>> Start Data supplied

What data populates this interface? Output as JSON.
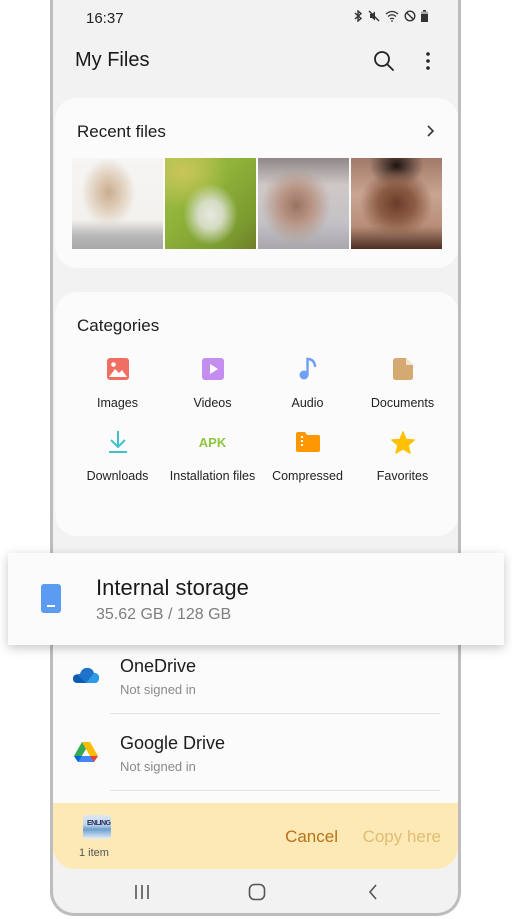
{
  "status_bar": {
    "time": "16:37",
    "icons": [
      "bluetooth-icon",
      "mute-icon",
      "wifi-icon",
      "do-not-disturb-icon",
      "battery-icon"
    ]
  },
  "app_bar": {
    "title": "My Files",
    "actions": [
      "search-icon",
      "more-options-icon"
    ]
  },
  "recent_files": {
    "title": "Recent files",
    "thumbnails": [
      "image-1",
      "image-2",
      "image-3",
      "image-4"
    ]
  },
  "categories": {
    "title": "Categories",
    "items": [
      {
        "label": "Images",
        "icon": "images-icon",
        "color": "#ef6f63"
      },
      {
        "label": "Videos",
        "icon": "videos-icon",
        "color": "#c48ef0"
      },
      {
        "label": "Audio",
        "icon": "audio-icon",
        "color": "#6e9ff3"
      },
      {
        "label": "Documents",
        "icon": "documents-icon",
        "color": "#d4aa72"
      },
      {
        "label": "Downloads",
        "icon": "downloads-icon",
        "color": "#3fc1c9"
      },
      {
        "label": "Installation files",
        "icon": "apk-icon",
        "color": "#8cc63f",
        "icon_text": "APK"
      },
      {
        "label": "Compressed",
        "icon": "compressed-icon",
        "color": "#ff9800"
      },
      {
        "label": "Favorites",
        "icon": "favorites-icon",
        "color": "#ffc107"
      }
    ]
  },
  "storage": {
    "name": "Internal storage",
    "usage": "35.62 GB / 128 GB",
    "used_gb": 35.62,
    "total_gb": 128,
    "icon_color": "#5b9cf2"
  },
  "cloud": [
    {
      "name": "OneDrive",
      "status": "Not signed in"
    },
    {
      "name": "Google Drive",
      "status": "Not signed in"
    }
  ],
  "copy_bar": {
    "item_count": "1 item",
    "thumb_text": "ENLING",
    "cancel_label": "Cancel",
    "copy_label": "Copy here",
    "background": "#fde9b5"
  },
  "nav_bar": {
    "buttons": [
      "recents-icon",
      "home-icon",
      "back-icon"
    ]
  }
}
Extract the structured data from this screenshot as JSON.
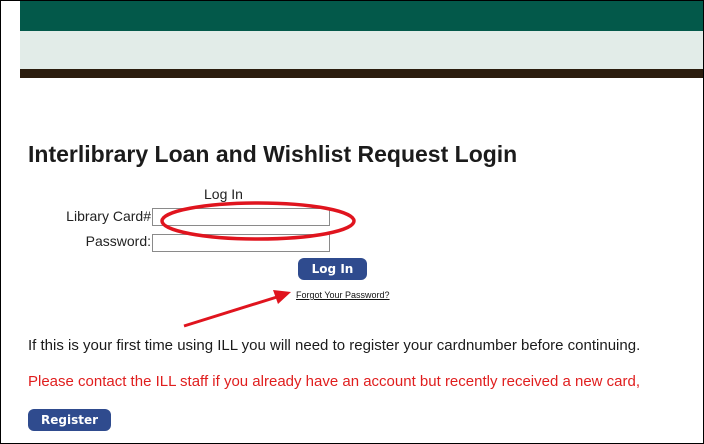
{
  "page": {
    "title": "Interlibrary Loan and Wishlist Request Login"
  },
  "login": {
    "heading": "Log In",
    "card_label": "Library Card#",
    "card_value": "",
    "password_label": "Password:",
    "password_value": "",
    "login_button": "Log In",
    "forgot_link": "Forgot Your Password?"
  },
  "info": {
    "first_time": "If this is your first time using ILL you will need to register your cardnumber before continuing.",
    "contact": "Please contact the ILL staff if you already have an account but recently received a new card,",
    "register_button": "Register"
  },
  "theme": {
    "header_green": "#03594a",
    "header_light": "#e2ece8",
    "header_dark": "#2b1d0e",
    "button_blue": "#2f4b8e",
    "warning_red": "#e01e1e",
    "annotation_red": "#e0141e"
  }
}
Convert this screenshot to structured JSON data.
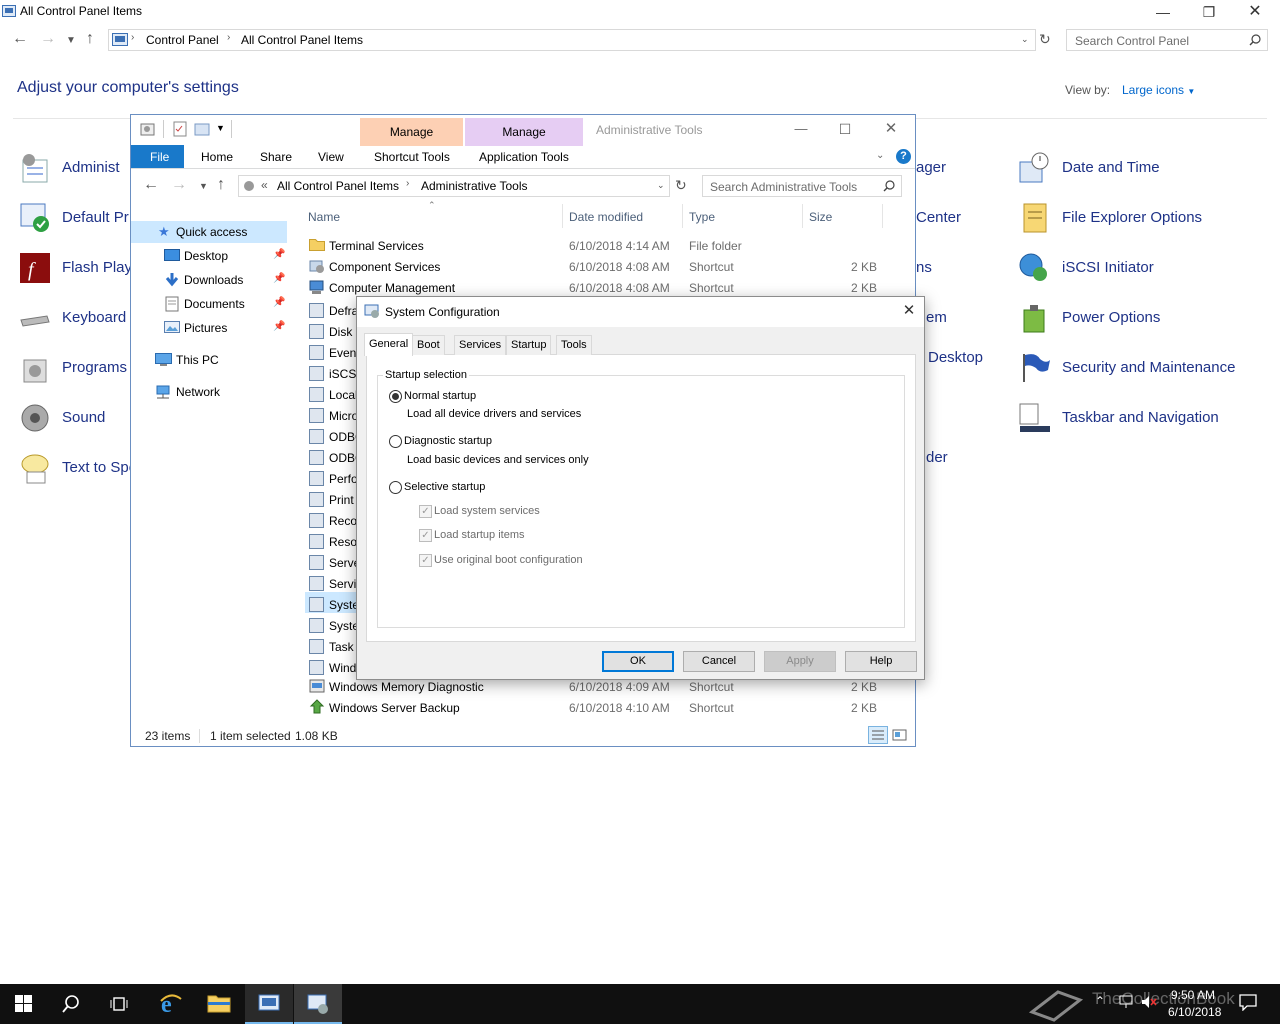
{
  "control_panel": {
    "title": "All Control Panel Items",
    "breadcrumb": [
      "Control Panel",
      "All Control Panel Items"
    ],
    "search_placeholder": "Search Control Panel",
    "heading": "Adjust your computer's settings",
    "view_by_label": "View by:",
    "view_by_value": "Large icons",
    "left_items": [
      "Administ",
      "Default Pr",
      "Flash Play",
      "Keyboard",
      "Programs",
      "Sound",
      "Text to Spe"
    ],
    "mid_items": [
      "ager",
      "Center",
      "ns",
      "em",
      "Desktop",
      "der"
    ],
    "right_items": [
      "Date and Time",
      "File Explorer Options",
      "iSCSI Initiator",
      "Power Options",
      "Security and Maintenance",
      "Taskbar and Navigation"
    ]
  },
  "explorer": {
    "title": "Administrative Tools",
    "ctx_tabs": {
      "manage1": "Manage",
      "manage2": "Manage"
    },
    "ribbon_tabs": {
      "file": "File",
      "home": "Home",
      "share": "Share",
      "view": "View",
      "shortcut_tools": "Shortcut Tools",
      "application_tools": "Application Tools"
    },
    "breadcrumb": {
      "prefix": "«",
      "part1": "All Control Panel Items",
      "part2": "Administrative Tools"
    },
    "search_placeholder": "Search Administrative Tools",
    "nav": {
      "quick_access": "Quick access",
      "desktop": "Desktop",
      "downloads": "Downloads",
      "documents": "Documents",
      "pictures": "Pictures",
      "this_pc": "This PC",
      "network": "Network"
    },
    "columns": {
      "name": "Name",
      "date": "Date modified",
      "type": "Type",
      "size": "Size"
    },
    "rows_full": [
      {
        "name": "Terminal Services",
        "date": "6/10/2018 4:14 AM",
        "type": "File folder",
        "size": ""
      },
      {
        "name": "Component Services",
        "date": "6/10/2018 4:08 AM",
        "type": "Shortcut",
        "size": "2 KB"
      },
      {
        "name": "Computer Management",
        "date": "6/10/2018 4:08 AM",
        "type": "Shortcut",
        "size": "2 KB"
      }
    ],
    "rows_partial": [
      "Defra",
      "Disk C",
      "Event",
      "iSCSI",
      "Local",
      "Micro",
      "ODBC",
      "ODBC",
      "Perfo",
      "Print",
      "Reco",
      "Resor",
      "Serve",
      "Servi",
      "Syste",
      "Syste",
      "Task",
      "Wind"
    ],
    "rows_bottom": [
      {
        "name": "Windows Memory Diagnostic",
        "date": "6/10/2018 4:09 AM",
        "type": "Shortcut",
        "size": "2 KB"
      },
      {
        "name": "Windows Server Backup",
        "date": "6/10/2018 4:10 AM",
        "type": "Shortcut",
        "size": "2 KB"
      }
    ],
    "status": {
      "items": "23 items",
      "selected": "1 item selected",
      "size": "1.08 KB"
    }
  },
  "dialog": {
    "title": "System Configuration",
    "tabs": {
      "general": "General",
      "boot": "Boot",
      "services": "Services",
      "startup": "Startup",
      "tools": "Tools"
    },
    "group_label": "Startup selection",
    "normal": "Normal startup",
    "normal_desc": "Load all device drivers and services",
    "diagnostic": "Diagnostic startup",
    "diagnostic_desc": "Load basic devices and services only",
    "selective": "Selective startup",
    "cb1": "Load system services",
    "cb2": "Load startup items",
    "cb3": "Use original boot configuration",
    "buttons": {
      "ok": "OK",
      "cancel": "Cancel",
      "apply": "Apply",
      "help": "Help"
    }
  },
  "taskbar": {
    "time": "9:50 AM",
    "date": "6/10/2018",
    "watermark": "TheCollectionBook"
  }
}
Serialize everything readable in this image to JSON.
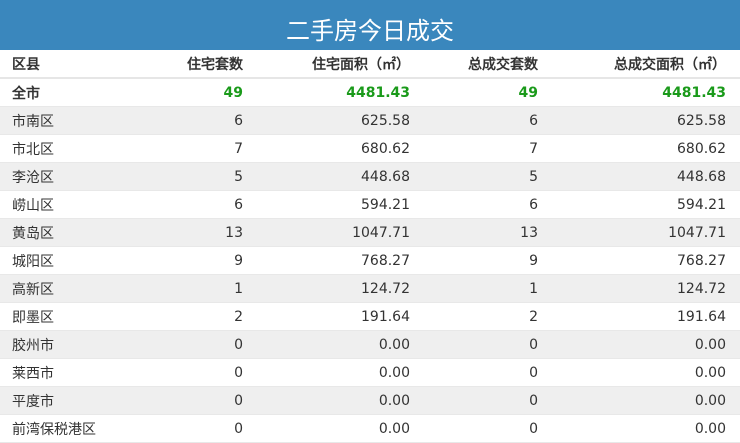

>> End Data supplied

#### Direction:
Output the full set of records above without changing a word, and drop the images.

#### Expected answer:
What data populates this interface? Output as JSON.
{
  "status_bar": {
    "time": "16:37",
    "icons": [
      "bluetooth-icon",
      "mute-icon",
      "wifi-icon",
      "do-not-disturb-icon",
      "battery-icon"
    ]
  },
  "app_bar": {
    "title": "My Files",
    "actions": [
      "search-icon",
      "more-options-icon"
    ]
  },
  "recent_files": {
    "title": "Recent files",
    "thumbnails": [
      "image-1",
      "image-2",
      "image-3",
      "image-4"
    ]
  },
  "categories": {
    "title": "Categories",
    "items": [
      {
        "label": "Images",
        "icon": "images-icon",
        "color": "#ef6f63"
      },
      {
        "label": "Videos",
        "icon": "videos-icon",
        "color": "#c48ef0"
      },
      {
        "label": "Audio",
        "icon": "audio-icon",
        "color": "#6e9ff3"
      },
      {
        "label": "Documents",
        "icon": "documents-icon",
        "color": "#d4aa72"
      },
      {
        "label": "Downloads",
        "icon": "downloads-icon",
        "color": "#3fc1c9"
      },
      {
        "label": "Installation files",
        "icon": "apk-icon",
        "color": "#8cc63f",
        "icon_text": "APK"
      },
      {
        "label": "Compressed",
        "icon": "compressed-icon",
        "color": "#ff9800"
      },
      {
        "label": "Favorites",
        "icon": "favorites-icon",
        "color": "#ffc107"
      }
    ]
  },
  "storage": {
    "name": "Internal storage",
    "usage": "35.62 GB / 128 GB",
    "used_gb": 35.62,
    "total_gb": 128,
    "icon_color": "#5b9cf2"
  },
  "cloud": [
    {
      "name": "OneDrive",
      "status": "Not signed in"
    },
    {
      "name": "Google Drive",
      "status": "Not signed in"
    }
  ],
  "copy_bar": {
    "item_count": "1 item",
    "thumb_text": "ENLING",
    "cancel_label": "Cancel",
    "copy_label": "Copy here",
    "background": "#fde9b5"
  },
  "nav_bar": {
    "buttons": [
      "recents-icon",
      "home-icon",
      "back-icon"
    ]
  }
}
Extract the structured data from this screenshot as JSON.
{
  "page": {
    "title": "Interlibrary Loan and Wishlist Request Login"
  },
  "login": {
    "heading": "Log In",
    "card_label": "Library Card#",
    "card_value": "",
    "password_label": "Password:",
    "password_value": "",
    "login_button": "Log In",
    "forgot_link": "Forgot Your Password?"
  },
  "info": {
    "first_time": "If this is your first time using ILL you will need to register your cardnumber before continuing.",
    "contact": "Please contact the ILL staff if you already have an account but recently received a new card,",
    "register_button": "Register"
  },
  "theme": {
    "header_green": "#03594a",
    "header_light": "#e2ece8",
    "header_dark": "#2b1d0e",
    "button_blue": "#2f4b8e",
    "warning_red": "#e01e1e",
    "annotation_red": "#e0141e"
  }
}
Convert this screenshot to structured JSON data.
{
  "control_panel": {
    "title": "All Control Panel Items",
    "breadcrumb": [
      "Control Panel",
      "All Control Panel Items"
    ],
    "search_placeholder": "Search Control Panel",
    "heading": "Adjust your computer's settings",
    "view_by_label": "View by:",
    "view_by_value": "Large icons",
    "left_items": [
      "Administ",
      "Default Pr",
      "Flash Play",
      "Keyboard",
      "Programs",
      "Sound",
      "Text to Spe"
    ],
    "mid_items": [
      "ager",
      "Center",
      "ns",
      "em",
      "Desktop",
      "der"
    ],
    "right_items": [
      "Date and Time",
      "File Explorer Options",
      "iSCSI Initiator",
      "Power Options",
      "Security and Maintenance",
      "Taskbar and Navigation"
    ]
  },
  "explorer": {
    "title": "Administrative Tools",
    "ctx_tabs": {
      "manage1": "Manage",
      "manage2": "Manage"
    },
    "ribbon_tabs": {
      "file": "File",
      "home": "Home",
      "share": "Share",
      "view": "View",
      "shortcut_tools": "Shortcut Tools",
      "application_tools": "Application Tools"
    },
    "breadcrumb": {
      "prefix": "«",
      "part1": "All Control Panel Items",
      "part2": "Administrative Tools"
    },
    "search_placeholder": "Search Administrative Tools",
    "nav": {
      "quick_access": "Quick access",
      "desktop": "Desktop",
      "downloads": "Downloads",
      "documents": "Documents",
      "pictures": "Pictures",
      "this_pc": "This PC",
      "network": "Network"
    },
    "columns": {
      "name": "Name",
      "date": "Date modified",
      "type": "Type",
      "size": "Size"
    },
    "rows_full": [
      {
        "name": "Terminal Services",
        "date": "6/10/2018 4:14 AM",
        "type": "File folder",
        "size": ""
      },
      {
        "name": "Component Services",
        "date": "6/10/2018 4:08 AM",
        "type": "Shortcut",
        "size": "2 KB"
      },
      {
        "name": "Computer Management",
        "date": "6/10/2018 4:08 AM",
        "type": "Shortcut",
        "size": "2 KB"
      }
    ],
    "rows_partial": [
      "Defra",
      "Disk C",
      "Event",
      "iSCSI",
      "Local",
      "Micro",
      "ODBC",
      "ODBC",
      "Perfo",
      "Print",
      "Reco",
      "Resor",
      "Serve",
      "Servi",
      "Syste",
      "Syste",
      "Task",
      "Wind"
    ],
    "rows_bottom": [
      {
        "name": "Windows Memory Diagnostic",
        "date": "6/10/2018 4:09 AM",
        "type": "Shortcut",
        "size": "2 KB"
      },
      {
        "name": "Windows Server Backup",
        "date": "6/10/2018 4:10 AM",
        "type": "Shortcut",
        "size": "2 KB"
      }
    ],
    "status": {
      "items": "23 items",
      "selected": "1 item selected",
      "size": "1.08 KB"
    }
  },
  "dialog": {
    "title": "System Configuration",
    "tabs": {
      "general": "General",
      "boot": "Boot",
      "services": "Services",
      "startup": "Startup",
      "tools": "Tools"
    },
    "group_label": "Startup selection",
    "normal": "Normal startup",
    "normal_desc": "Load all device drivers and services",
    "diagnostic": "Diagnostic startup",
    "diagnostic_desc": "Load basic devices and services only",
    "selective": "Selective startup",
    "cb1": "Load system services",
    "cb2": "Load startup items",
    "cb3": "Use original boot configuration",
    "buttons": {
      "ok": "OK",
      "cancel": "Cancel",
      "apply": "Apply",
      "help": "Help"
    }
  },
  "taskbar": {
    "time": "9:50 AM",
    "date": "6/10/2018",
    "watermark": "TheCollectionBook"
  }
}
Serialize everything readable in this image to JSON.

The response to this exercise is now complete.